To do:
Below is some material; set it all down exactly, apart from the pictures.
---------- Input rows
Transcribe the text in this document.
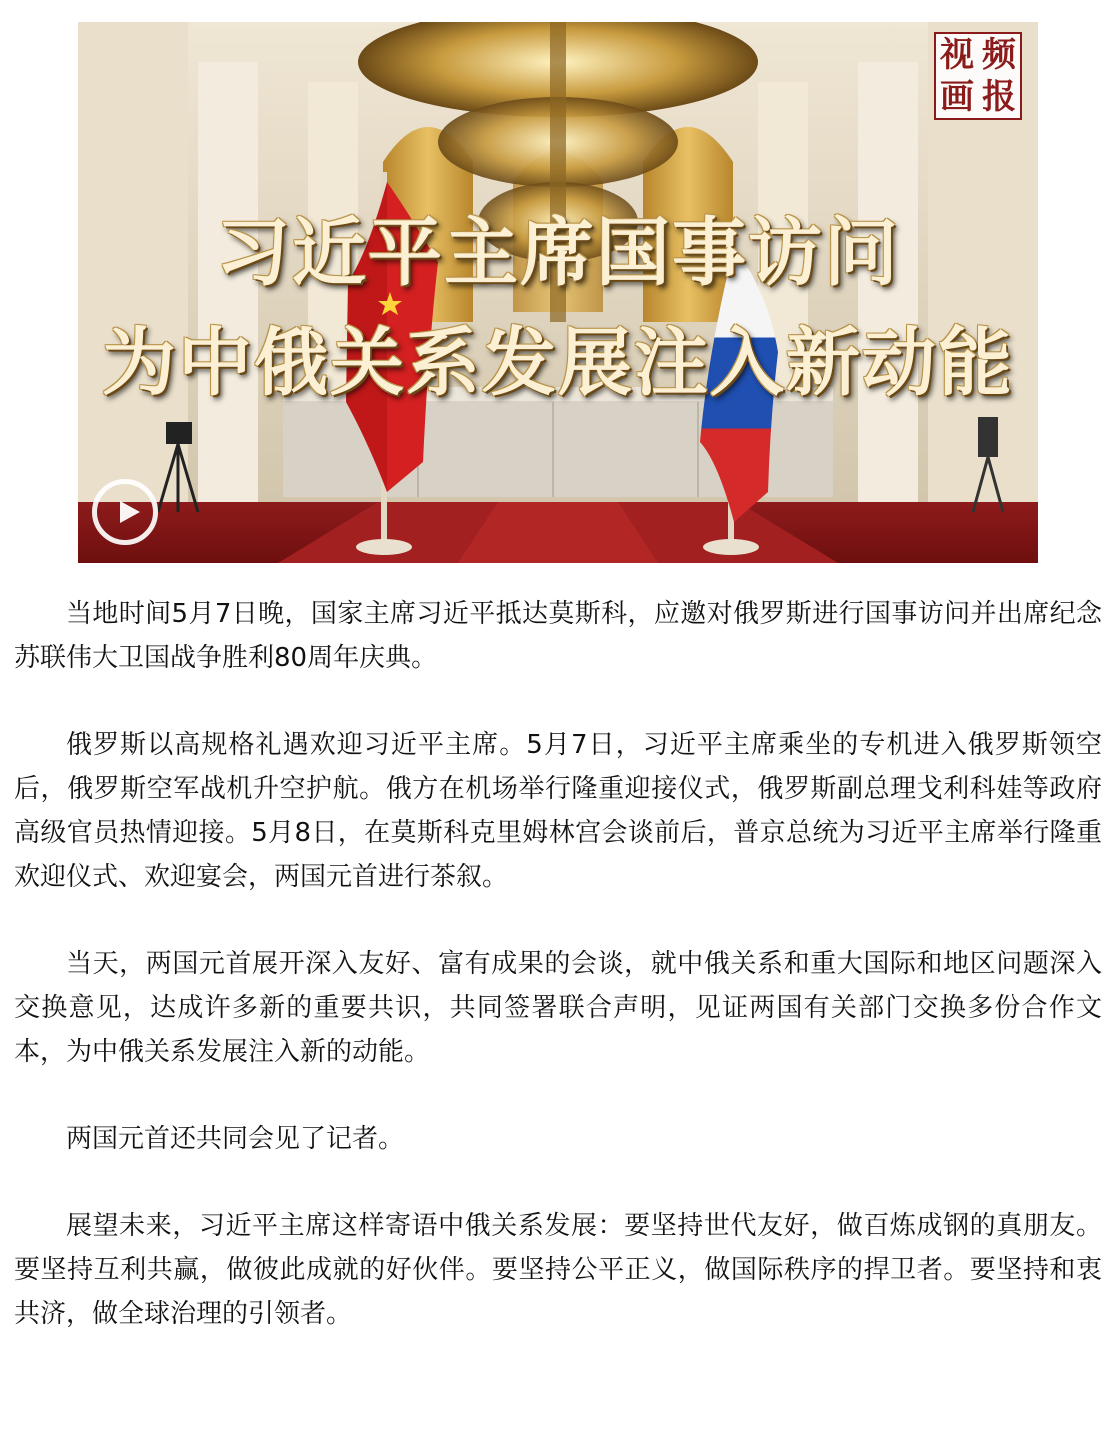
习近平主席国事访问
为中俄关系发展注入新动能
视 频
画 报

当地时间5月7日晚，国家主席习近平抵达莫斯科，应邀对俄罗斯进行国事访问并出席纪念苏联伟大卫国战争胜利80周年庆典。

俄罗斯以高规格礼遇欢迎习近平主席。5月7日，习近平主席乘坐的专机进入俄罗斯领空后，俄罗斯空军战机升空护航。俄方在机场举行隆重迎接仪式，俄罗斯副总理戈利科娃等政府高级官员热情迎接。5月8日，在莫斯科克里姆林宫会谈前后，普京总统为习近平主席举行隆重欢迎仪式、欢迎宴会，两国元首进行茶叙。

当天，两国元首展开深入友好、富有成果的会谈，就中俄关系和重大国际和地区问题深入交换意见，达成许多新的重要共识，共同签署联合声明，见证两国有关部门交换多份合作文本，为中俄关系发展注入新的动能。

两国元首还共同会见了记者。

展望未来，习近平主席这样寄语中俄关系发展：要坚持世代友好，做百炼成钢的真朋友。要坚持互利共赢，做彼此成就的好伙伴。要坚持公平正义，做国际秩序的捍卫者。要坚持和衷共济，做全球治理的引领者。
--------------------
Solution to this task:
Transcribe the text in this document.
习近平主席国事访问
为中俄关系发展注入新动能
视 频
画 报

当地时间5月7日晚，国家主席习近平抵达莫斯科，应邀对俄罗斯进行国事访问并出席纪念苏联伟大卫国战争胜利80周年庆典。

俄罗斯以高规格礼遇欢迎习近平主席。5月7日，习近平主席乘坐的专机进入俄罗斯领空后，俄罗斯空军战机升空护航。俄方在机场举行隆重迎接仪式，俄罗斯副总理戈利科娃等政府高级官员热情迎接。5月8日，在莫斯科克里姆林宫会谈前后，普京总统为习近平主席举行隆重欢迎仪式、欢迎宴会，两国元首进行茶叙。

当天，两国元首展开深入友好、富有成果的会谈，就中俄关系和重大国际和地区问题深入交换意见，达成许多新的重要共识，共同签署联合声明，见证两国有关部门交换多份合作文本，为中俄关系发展注入新的动能。

两国元首还共同会见了记者。

展望未来，习近平主席这样寄语中俄关系发展：要坚持世代友好，做百炼成钢的真朋友。要坚持互利共赢，做彼此成就的好伙伴。要坚持公平正义，做国际秩序的捍卫者。要坚持和衷共济，做全球治理的引领者。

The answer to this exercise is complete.